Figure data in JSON
(begin)

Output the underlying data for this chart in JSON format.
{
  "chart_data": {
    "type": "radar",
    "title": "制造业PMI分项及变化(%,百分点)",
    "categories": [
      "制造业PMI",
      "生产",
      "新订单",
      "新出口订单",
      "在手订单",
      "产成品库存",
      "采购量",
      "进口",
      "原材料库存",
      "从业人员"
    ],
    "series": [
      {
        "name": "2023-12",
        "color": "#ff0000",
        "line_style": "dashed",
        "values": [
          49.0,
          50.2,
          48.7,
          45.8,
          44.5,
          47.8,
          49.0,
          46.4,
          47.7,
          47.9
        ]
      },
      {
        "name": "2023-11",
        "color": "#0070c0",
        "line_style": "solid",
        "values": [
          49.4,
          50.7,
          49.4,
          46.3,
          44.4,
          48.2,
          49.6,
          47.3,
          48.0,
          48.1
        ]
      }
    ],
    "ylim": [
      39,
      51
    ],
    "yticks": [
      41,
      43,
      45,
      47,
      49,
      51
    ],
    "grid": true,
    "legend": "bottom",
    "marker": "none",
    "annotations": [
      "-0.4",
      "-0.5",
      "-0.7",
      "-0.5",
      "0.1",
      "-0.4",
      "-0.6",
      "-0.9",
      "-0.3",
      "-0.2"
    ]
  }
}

(end)

REQUIRED WORK: Exactly as they are written, print the entries again.

EXERCISE RESULT:
Output the underlying data for this chart in JSON format.
{
  "chart_data": {
    "type": "radar",
    "title": "制造业PMI分项及变化(%,百分点)",
    "categories": [
      "制造业PMI",
      "生产",
      "新订单",
      "新出口订单",
      "在手订单",
      "产成品库存",
      "采购量",
      "进口",
      "原材料库存",
      "从业人员"
    ],
    "series": [
      {
        "name": "2023-12",
        "color": "#ff0000",
        "line_style": "dashed",
        "values": [
          49.0,
          50.2,
          48.7,
          45.8,
          44.5,
          47.8,
          49.0,
          46.4,
          47.7,
          47.9
        ]
      },
      {
        "name": "2023-11",
        "color": "#0070c0",
        "line_style": "solid",
        "values": [
          49.4,
          50.7,
          49.4,
          46.3,
          44.4,
          48.2,
          49.6,
          47.3,
          48.0,
          48.1
        ]
      }
    ],
    "ylim": [
      39,
      51
    ],
    "yticks": [
      41,
      43,
      45,
      47,
      49,
      51
    ],
    "grid": true,
    "legend": "bottom",
    "marker": "none",
    "annotations": [
      "-0.4",
      "-0.5",
      "-0.7",
      "-0.5",
      "0.1",
      "-0.4",
      "-0.6",
      "-0.9",
      "-0.3",
      "-0.2"
    ]
  }
}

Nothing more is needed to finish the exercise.